Record extracts start

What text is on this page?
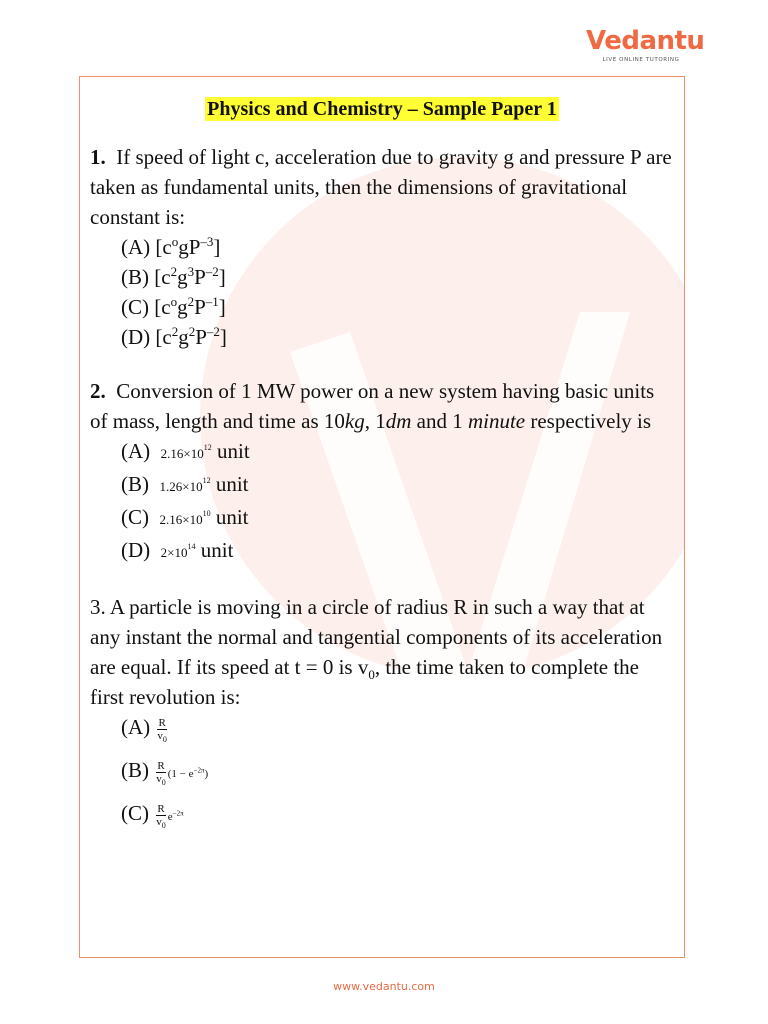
Vedantu
LIVE ONLINE TUTORING
Physics and Chemistry – Sample Paper 1

1. If speed of light c, acceleration due to gravity g and pressure P are taken as fundamental units, then the dimensions of gravitational constant is:

(A) $[c^ogP^{-3}]$
(B) $[c^2g^3P^{-2}]$
(C) $[c^og^2P^{-1}]$
(D) $[c^2g^2P^{-2}]$

2. Conversion of 1 MW power on a new system having basic units of mass, length and time as 10kg, 1dm and 1 minute respectively is

(A) $2.16\times 10^{12}$ unit
(B) $1.26\times 10^{12}$ unit
(C) $2.16\times 10^{10}$ unit
(D) $2\times 10^{14}$ unit

3. A particle is moving in a circle of radius R in such a way that at any instant the normal and tangential components of its acceleration are equal. If its speed at t = 0 is $v_0$, the time taken to complete the first revolution is:

$(A) \frac{R}{v_0}$
$(B) \frac{R}{v_0} (1 - e^{-2\pi})$
$(C) \frac{R}{v_0} e^{-2\pi}$
www.vedantu.com
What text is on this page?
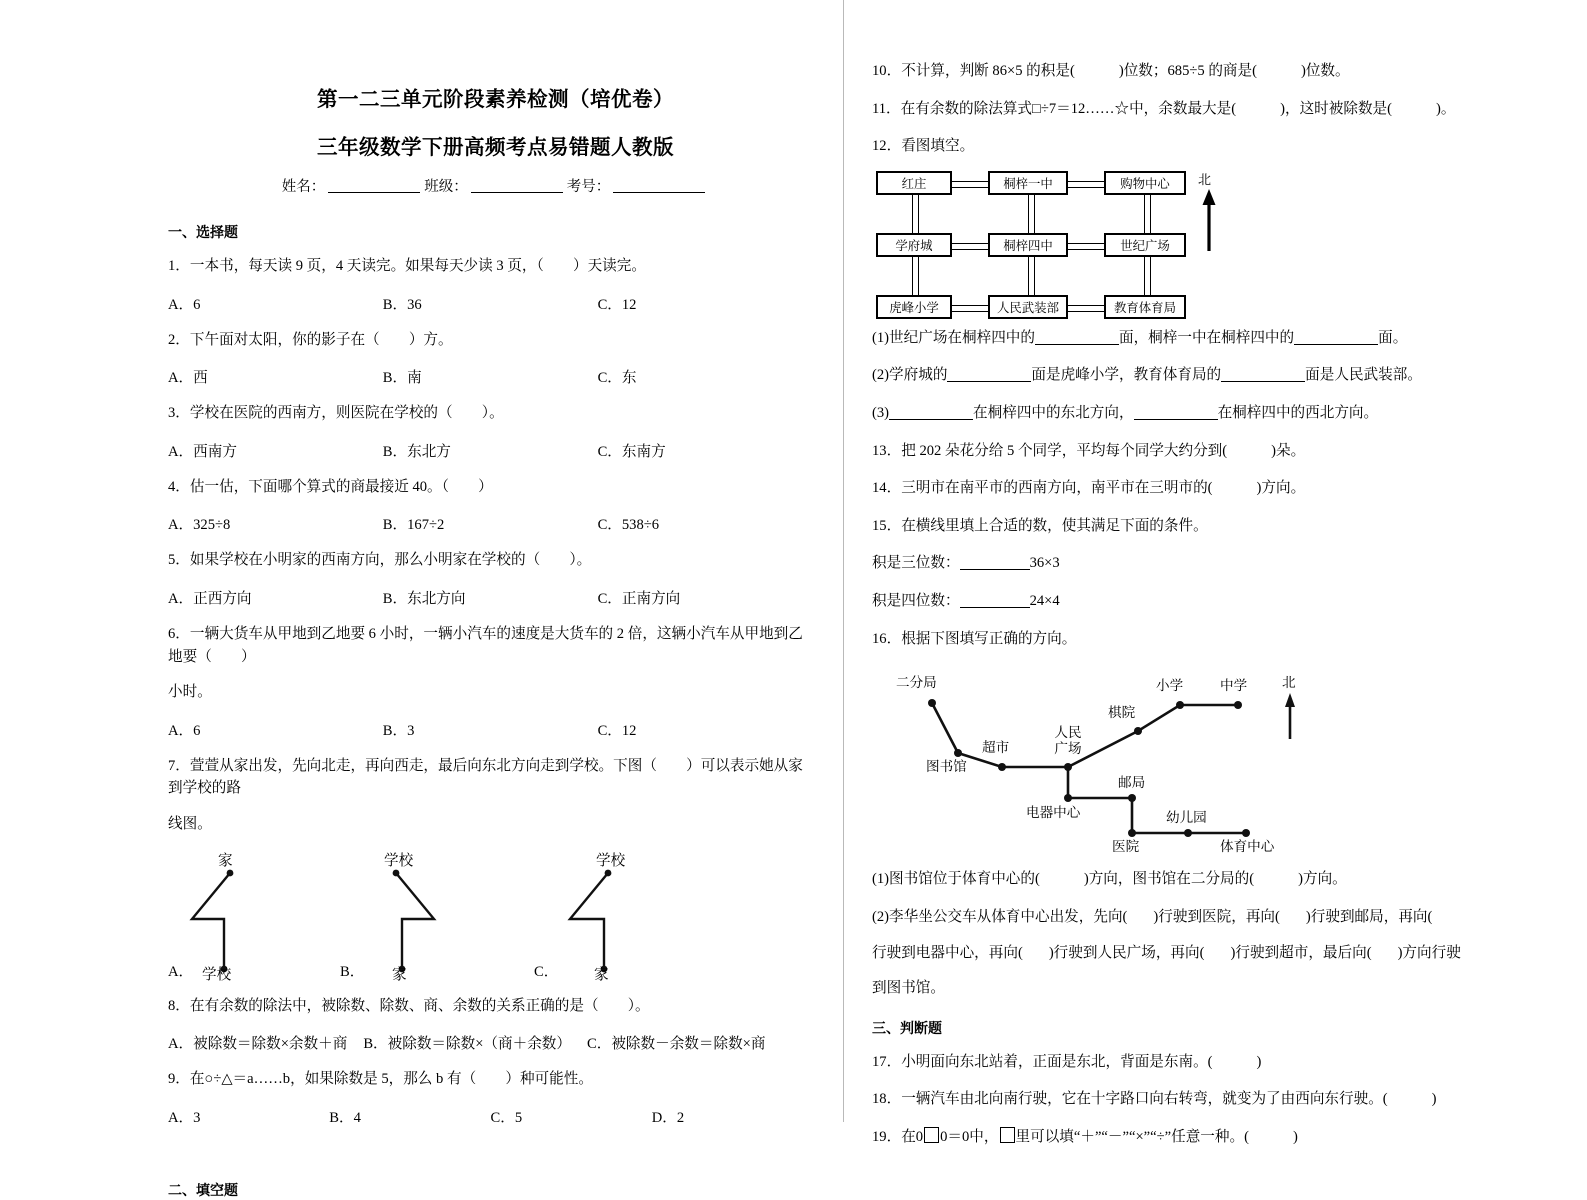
第一二三单元阶段素养检测（培优卷）
三年级数学下册高频考点易错题人教版
姓名：	班级：	考号：
一、选择题
1．一本书，每天读 9 页，4 天读完。如果每天少读 3 页，（　　）天读完。
A．6	B．36	C．12
2．下午面对太阳，你的影子在（　　）方。
A．西	B．南	C．东
3．学校在医院的西南方，则医院在学校的（　　）。
A．西南方	B．东北方	C．东南方
4．估一估，下面哪个算式的商最接近 40。（　　）
A．325÷8	B．167÷2	C．538÷6
5．如果学校在小明家的西南方向，那么小明家在学校的（　　）。
A．正西方向	B．东北方向	C．正南方向
6．一辆大货车从甲地到乙地要 6 小时，一辆小汽车的速度是大货车的 2 倍，这辆小汽车从甲地到乙地要（　　）
小时。
A．6	B．3	C．12
7．萱萱从家出发，先向北走，再向西走，最后向东北方向走到学校。下图（　　）可以表示她从家到学校的路
线图。
家
学校
A．
学校
家
B．
学校
家
C．
8．在有余数的除法中，被除数、除数、商、余数的关系正确的是（　　）。
A．被除数＝除数×余数＋商 B．被除数＝除数×（商＋余数） C．被除数－余数＝除数×商
9．在○÷△＝a……b，如果除数是 5，那么 b 有（　　）种可能性。
A．3	B．4	C．5	D．2
二、填空题
10．不计算，判断 86×5 的积是(	)位数；685÷5 的商是(	)位数。
11．在有余数的除法算式□÷7＝12……☆中，余数最大是(	)，这时被除数是(	)。
12．看图填空。
红庄	桐梓一中	购物中心
学府城	桐梓四中	世纪广场
虎峰小学	人民武装部	教育体育局
北
(1)世纪广场在桐梓四中的	面，桐梓一中在桐梓四中的	面。
(2)学府城的	面是虎峰小学，教育体育局的	面是人民武装部。
(3)	在桐梓四中的东北方向，	在桐梓四中的西北方向。
13．把 202 朵花分给 5 个同学，平均每个同学大约分到(	)朵。
14．三明市在南平市的西南方向，南平市在三明市的(	)方向。
15．在横线里填上合适的数，使其满足下面的条件。
积是三位数：	36×3
积是四位数：	24×4
16．根据下图填写正确的方向。
二分局
图书馆
超市
人民
广场
棋院
小学	中学
电器中心
邮局
医院
幼儿园
体育中心
北
(1)图书馆位于体育中心的(	)方向，图书馆在二分局的(	)方向。
(2)李华坐公交车从体育中心出发，先向( )行驶到医院，再向( )行驶到邮局，再向(
行驶到电器中心，再向( )行驶到人民广场，再向( )行驶到超市，最后向( )方向行驶
到图书馆。
三、判断题
17．小明面向东北站着，正面是东北，背面是东南。(	)
18．一辆汽车由北向南行驶，它在十字路口向右转弯，就变为了由西向东行驶。(	)
19．在0 0＝0中， 里可以填“＋”“－”“×”“÷”任意一种。(	)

Record extracts end

## [Task to carry out]
Find every line in the records that contains the word "acceleration"; copy those lines.

## [Result below]
1. If speed of light c, acceleration due to gravity g and pressure P are taken as fundamental units, then the dimensions of gravitational constant is:
3. A particle is moving in a circle of radius R in such a way that at any instant the normal and tangential components of its acceleration are equal. If its speed at t = 0 is $v_0$, the time taken to complete the first revolution is:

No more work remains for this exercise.